Extracted data entries
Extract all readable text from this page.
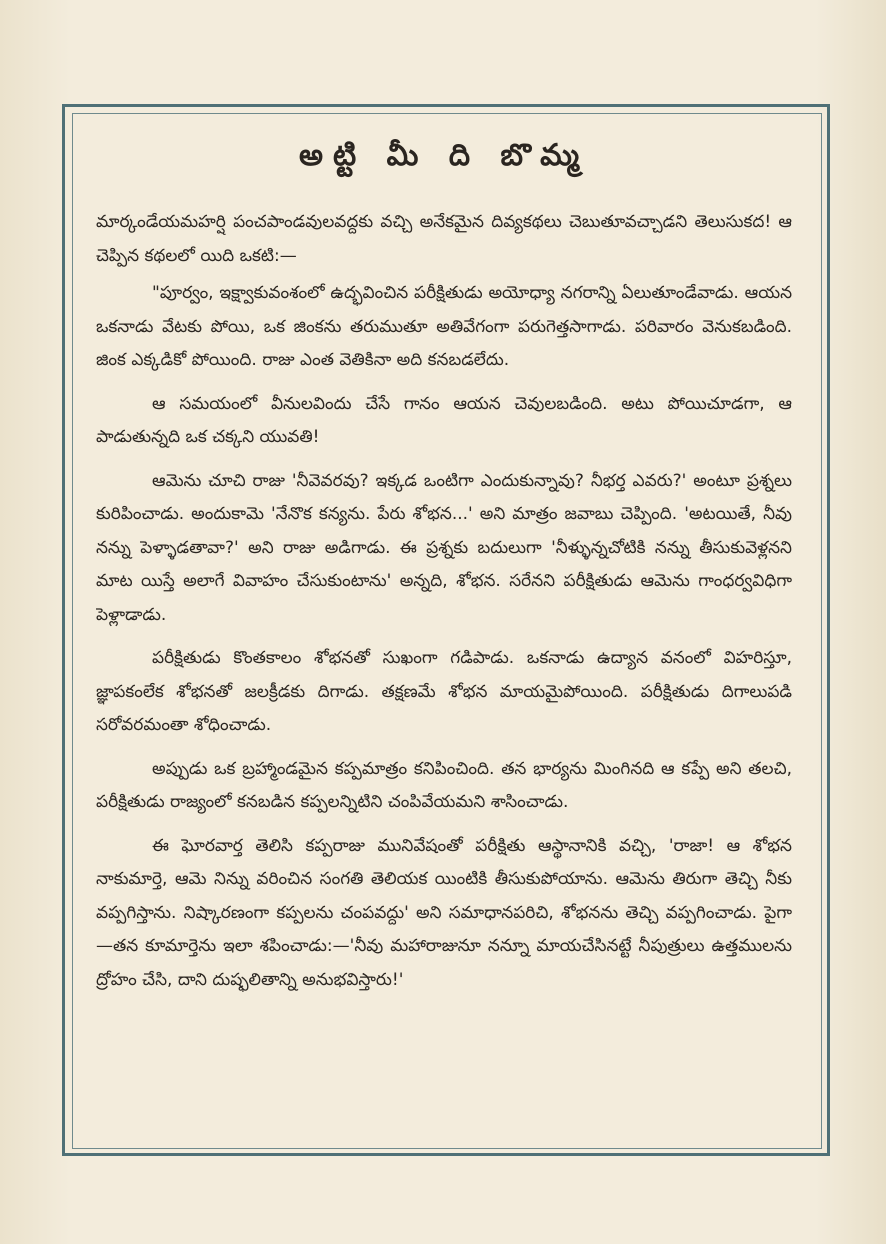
అట్టి మీ ది బొమ్మ

మార్కండేయమహర్షి పంచపాండవులవద్దకు వచ్చి అనేకమైన దివ్యకథలు చెబుతూవచ్చాడని తెలుసుకద! ఆ చెప్పిన కథలలో యిది ఒకటి:—

"పూర్వం, ఇక్ష్వాకువంశంలో ఉద్భవించిన పరీక్షితుడు అయోధ్యా నగరాన్ని ఏలుతూండేవాడు. ఆయన ఒకనాడు వేటకు పోయి, ఒక జింకను తరుముతూ అతివేగంగా పరుగెత్తసాగాడు. పరివారం వెనుకబడింది. జింక ఎక్కడికో పోయింది. రాజు ఎంత వెతికినా అది కనబడలేదు.

ఆ సమయంలో వీనులవిందు చేసే గానం ఆయన చెవులబడింది. అటు పోయిచూడగా, ఆ పాడుతున్నది ఒక చక్కని యువతి!

ఆమెను చూచి రాజు 'నీవెవరవు? ఇక్కడ ఒంటిగా ఎందుకున్నావు? నీభర్త ఎవరు?' అంటూ ప్రశ్నలు కురిపించాడు. అందుకామె 'నేనొక కన్యను. పేరు శోభన...' అని మాత్రం జవాబు చెప్పింది. 'అటయితే, నీవు నన్ను పెళ్ళాడతావా?' అని రాజు అడిగాడు. ఈ ప్రశ్నకు బదులుగా 'నీళ్ళున్నచోటికి నన్ను తీసుకువెళ్లనని మాట యిస్తే అలాగే వివాహం చేసుకుంటాను' అన్నది, శోభన. సరేనని పరీక్షితుడు ఆమెను గాంధర్వవిధిగా పెళ్లాడాడు.

పరీక్షితుడు కొంతకాలం శోభనతో సుఖంగా గడిపాడు. ఒకనాడు ఉద్యాన వనంలో విహరిస్తూ, జ్ఞాపకంలేక శోభనతో జలక్రీడకు దిగాడు. తక్షణమే శోభన మాయమైపోయింది. పరీక్షితుడు దిగాలుపడి సరోవరమంతా శోధించాడు.

అప్పుడు ఒక బ్రహ్మాండమైన కప్పమాత్రం కనిపించింది. తన భార్యను మింగినది ఆ కప్పే అని తలచి, పరీక్షితుడు రాజ్యంలో కనబడిన కప్పలన్నిటిని చంపివేయమని శాసించాడు.

ఈ ఘోరవార్త తెలిసి కప్పరాజు మునివేషంతో పరీక్షితు ఆస్థానానికి వచ్చి, 'రాజా! ఆ శోభన నాకుమార్తె, ఆమె నిన్ను వరించిన సంగతి తెలియక యింటికి తీసుకుపోయాను. ఆమెను తిరుగా తెచ్చి నీకు వప్పగిస్తాను. నిష్కారణంగా కప్పలను చంపవద్దు' అని సమాధానపరిచి, శోభనను తెచ్చి వప్పగించాడు. పైగా—తన కూమార్తెను ఇలా శపించాడు:—'నీవు మహారాజునూ నన్నూ మాయచేసినట్టే నీపుత్రులు ఉత్తములను ద్రోహం చేసి, దాని దుష్ఫలితాన్ని అనుభవిస్తారు!'
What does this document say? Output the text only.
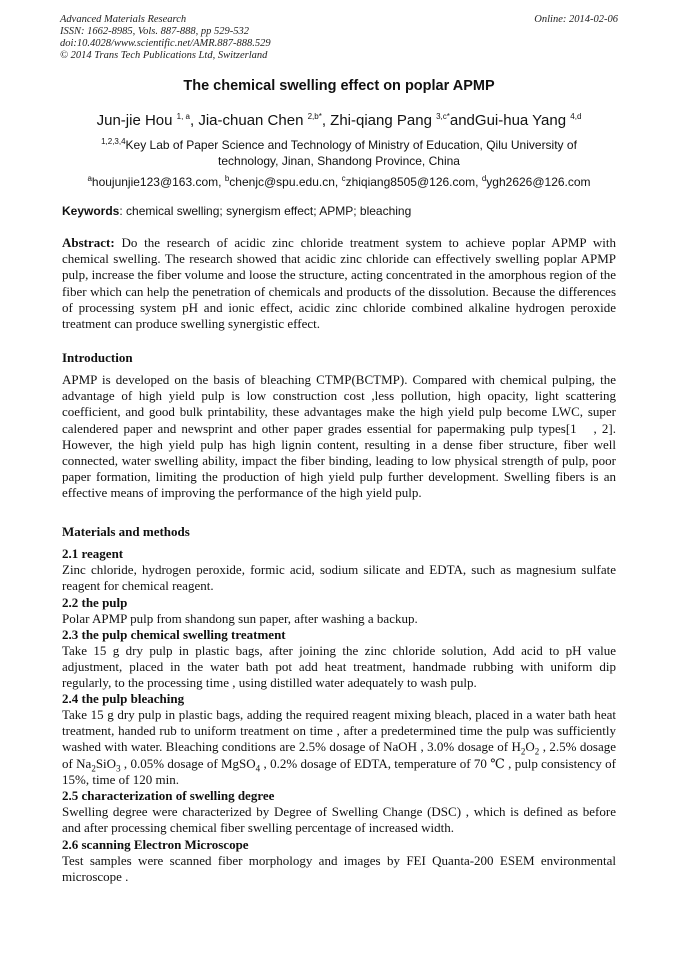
Advanced Materials Research
ISSN: 1662-8985, Vols. 887-888, pp 529-532
doi:10.4028/www.scientific.net/AMR.887-888.529
© 2014 Trans Tech Publications Ltd, Switzerland
Online: 2014-02-06
The chemical swelling effect on poplar APMP
Jun-jie Hou $^{1, a}$, Jia-chuan Chen $^{2,b*}$, Zhi-qiang Pang $^{3,c*}$andGui-hua Yang $^{4,d}$
$^{1,2,3,4}$Key Lab of Paper Science and Technology of Ministry of Education, Qilu University of technology, Jinan, Shandong Province, China
$^a$houjunjie123@163.com, $^b$chenjc@spu.edu.cn, $^c$zhiqiang8505@126.com, $^d$ygh2626@126.com
Keywords: chemical swelling; synergism effect; APMP; bleaching

Abstract: Do the research of acidic zinc chloride treatment system to achieve poplar APMP with chemical swelling. The research showed that acidic zinc chloride can effectively swelling poplar APMP pulp, increase the fiber volume and loose the structure, acting concentrated in the amorphous region of the fiber which can help the penetration of chemicals and products of the dissolution. Because the differences of processing system pH and ionic effect, acidic zinc chloride combined alkaline hydrogen peroxide treatment can produce swelling synergistic effect.

Introduction

APMP is developed on the basis of bleaching CTMP(BCTMP). Compared with chemical pulping, the advantage of high yield pulp is low construction cost ,less pollution, high opacity, light scattering coefficient, and good bulk printability, these advantages make the high yield pulp become LWC, super calendered paper and newsprint and other paper grades essential for papermaking pulp types[1　, 2]. However, the high yield pulp has high lignin content, resulting in a dense fiber structure, fiber well connected, water swelling ability, impact the fiber binding, leading to low physical strength of pulp, poor paper formation, limiting the production of high yield pulp further development. Swelling fibers is an effective means of improving the performance of the high yield pulp.

Materials and methods
2.1 reagent

Zinc chloride, hydrogen peroxide, formic acid, sodium silicate and EDTA, such as magnesium sulfate reagent for chemical reagent.

2.2 the pulp

Polar APMP pulp from shandong sun paper, after washing a backup.

2.3 the pulp chemical swelling treatment

Take 15 g dry pulp in plastic bags, after joining the zinc chloride solution, Add acid to pH value adjustment, placed in the water bath pot add heat treatment, handmade rubbing with uniform dip regularly, to the processing time , using distilled water adequately to wash pulp.

2.4 the pulp bleaching

Take 15 g dry pulp in plastic bags, adding the required reagent mixing bleach, placed in a water bath heat treatment, handed rub to uniform treatment on time , after a predetermined time the pulp was sufficiently washed with water. Bleaching conditions are 2.5% dosage of NaOH , 3.0% dosage of $H_2O_2$ , 2.5% dosage of $Na_2SiO_3$ , 0.05% dosage of MgSO$_4$ , 0.2% dosage of EDTA, temperature of 70 ℃ , pulp consistency of 15%, time of 120 min.

2.5 characterization of swelling degree

Swelling degree were characterized by Degree of Swelling Change (DSC) , which is defined as before and after processing chemical fiber swelling percentage of increased width.

2.6 scanning Electron Microscope

Test samples were scanned fiber morphology and images by FEI Quanta-200 ESEM environmental microscope .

**Problem requirements**
Transcribe the whole listing exactly. Pictures stay out of your copy.

**Solution to this task**
Extract all readable text from this page.
అట్టి మీ ది బొమ్మ

మార్కండేయమహర్షి పంచపాండవులవద్దకు వచ్చి అనేకమైన దివ్యకథలు చెబుతూవచ్చాడని తెలుసుకద! ఆ చెప్పిన కథలలో యిది ఒకటి:—

"పూర్వం, ఇక్ష్వాకువంశంలో ఉద్భవించిన పరీక్షితుడు అయోధ్యా నగరాన్ని ఏలుతూండేవాడు. ఆయన ఒకనాడు వేటకు పోయి, ఒక జింకను తరుముతూ అతివేగంగా పరుగెత్తసాగాడు. పరివారం వెనుకబడింది. జింక ఎక్కడికో పోయింది. రాజు ఎంత వెతికినా అది కనబడలేదు.

ఆ సమయంలో వీనులవిందు చేసే గానం ఆయన చెవులబడింది. అటు పోయిచూడగా, ఆ పాడుతున్నది ఒక చక్కని యువతి!

ఆమెను చూచి రాజు 'నీవెవరవు? ఇక్కడ ఒంటిగా ఎందుకున్నావు? నీభర్త ఎవరు?' అంటూ ప్రశ్నలు కురిపించాడు. అందుకామె 'నేనొక కన్యను. పేరు శోభన...' అని మాత్రం జవాబు చెప్పింది. 'అటయితే, నీవు నన్ను పెళ్ళాడతావా?' అని రాజు అడిగాడు. ఈ ప్రశ్నకు బదులుగా 'నీళ్ళున్నచోటికి నన్ను తీసుకువెళ్లనని మాట యిస్తే అలాగే వివాహం చేసుకుంటాను' అన్నది, శోభన. సరేనని పరీక్షితుడు ఆమెను గాంధర్వవిధిగా పెళ్లాడాడు.

పరీక్షితుడు కొంతకాలం శోభనతో సుఖంగా గడిపాడు. ఒకనాడు ఉద్యాన వనంలో విహరిస్తూ, జ్ఞాపకంలేక శోభనతో జలక్రీడకు దిగాడు. తక్షణమే శోభన మాయమైపోయింది. పరీక్షితుడు దిగాలుపడి సరోవరమంతా శోధించాడు.

అప్పుడు ఒక బ్రహ్మాండమైన కప్పమాత్రం కనిపించింది. తన భార్యను మింగినది ఆ కప్పే అని తలచి, పరీక్షితుడు రాజ్యంలో కనబడిన కప్పలన్నిటిని చంపివేయమని శాసించాడు.

ఈ ఘోరవార్త తెలిసి కప్పరాజు మునివేషంతో పరీక్షితు ఆస్థానానికి వచ్చి, 'రాజా! ఆ శోభన నాకుమార్తె, ఆమె నిన్ను వరించిన సంగతి తెలియక యింటికి తీసుకుపోయాను. ఆమెను తిరుగా తెచ్చి నీకు వప్పగిస్తాను. నిష్కారణంగా కప్పలను చంపవద్దు' అని సమాధానపరిచి, శోభనను తెచ్చి వప్పగించాడు. పైగా—తన కూమార్తెను ఇలా శపించాడు:—'నీవు మహారాజునూ నన్నూ మాయచేసినట్టే నీపుత్రులు ఉత్తములను ద్రోహం చేసి, దాని దుష్ఫలితాన్ని అనుభవిస్తారు!'
What does this document say? Output the text only.
Advanced Materials Research
ISSN: 1662-8985, Vols. 887-888, pp 529-532
doi:10.4028/www.scientific.net/AMR.887-888.529
© 2014 Trans Tech Publications Ltd, Switzerland
Online: 2014-02-06
The chemical swelling effect on poplar APMP
Jun-jie Hou $^{1, a}$, Jia-chuan Chen $^{2,b*}$, Zhi-qiang Pang $^{3,c*}$andGui-hua Yang $^{4,d}$
$^{1,2,3,4}$Key Lab of Paper Science and Technology of Ministry of Education, Qilu University of technology, Jinan, Shandong Province, China
$^a$houjunjie123@163.com, $^b$chenjc@spu.edu.cn, $^c$zhiqiang8505@126.com, $^d$ygh2626@126.com
Keywords: chemical swelling; synergism effect; APMP; bleaching

Abstract: Do the research of acidic zinc chloride treatment system to achieve poplar APMP with chemical swelling. The research showed that acidic zinc chloride can effectively swelling poplar APMP pulp, increase the fiber volume and loose the structure, acting concentrated in the amorphous region of the fiber which can help the penetration of chemicals and products of the dissolution. Because the differences of processing system pH and ionic effect, acidic zinc chloride combined alkaline hydrogen peroxide treatment can produce swelling synergistic effect.

Introduction

APMP is developed on the basis of bleaching CTMP(BCTMP). Compared with chemical pulping, the advantage of high yield pulp is low construction cost ,less pollution, high opacity, light scattering coefficient, and good bulk printability, these advantages make the high yield pulp become LWC, super calendered paper and newsprint and other paper grades essential for papermaking pulp types[1　, 2]. However, the high yield pulp has high lignin content, resulting in a dense fiber structure, fiber well connected, water swelling ability, impact the fiber binding, leading to low physical strength of pulp, poor paper formation, limiting the production of high yield pulp further development. Swelling fibers is an effective means of improving the performance of the high yield pulp.

Materials and methods
2.1 reagent

Zinc chloride, hydrogen peroxide, formic acid, sodium silicate and EDTA, such as magnesium sulfate reagent for chemical reagent.

2.2 the pulp

Polar APMP pulp from shandong sun paper, after washing a backup.

2.3 the pulp chemical swelling treatment

Take 15 g dry pulp in plastic bags, after joining the zinc chloride solution, Add acid to pH value adjustment, placed in the water bath pot add heat treatment, handmade rubbing with uniform dip regularly, to the processing time , using distilled water adequately to wash pulp.

2.4 the pulp bleaching

Take 15 g dry pulp in plastic bags, adding the required reagent mixing bleach, placed in a water bath heat treatment, handed rub to uniform treatment on time , after a predetermined time the pulp was sufficiently washed with water. Bleaching conditions are 2.5% dosage of NaOH , 3.0% dosage of $H_2O_2$ , 2.5% dosage of $Na_2SiO_3$ , 0.05% dosage of MgSO$_4$ , 0.2% dosage of EDTA, temperature of 70 ℃ , pulp consistency of 15%, time of 120 min.

2.5 characterization of swelling degree

Swelling degree were characterized by Degree of Swelling Change (DSC) , which is defined as before and after processing chemical fiber swelling percentage of increased width.

2.6 scanning Electron Microscope

Test samples were scanned fiber morphology and images by FEI Quanta-200 ESEM environmental microscope .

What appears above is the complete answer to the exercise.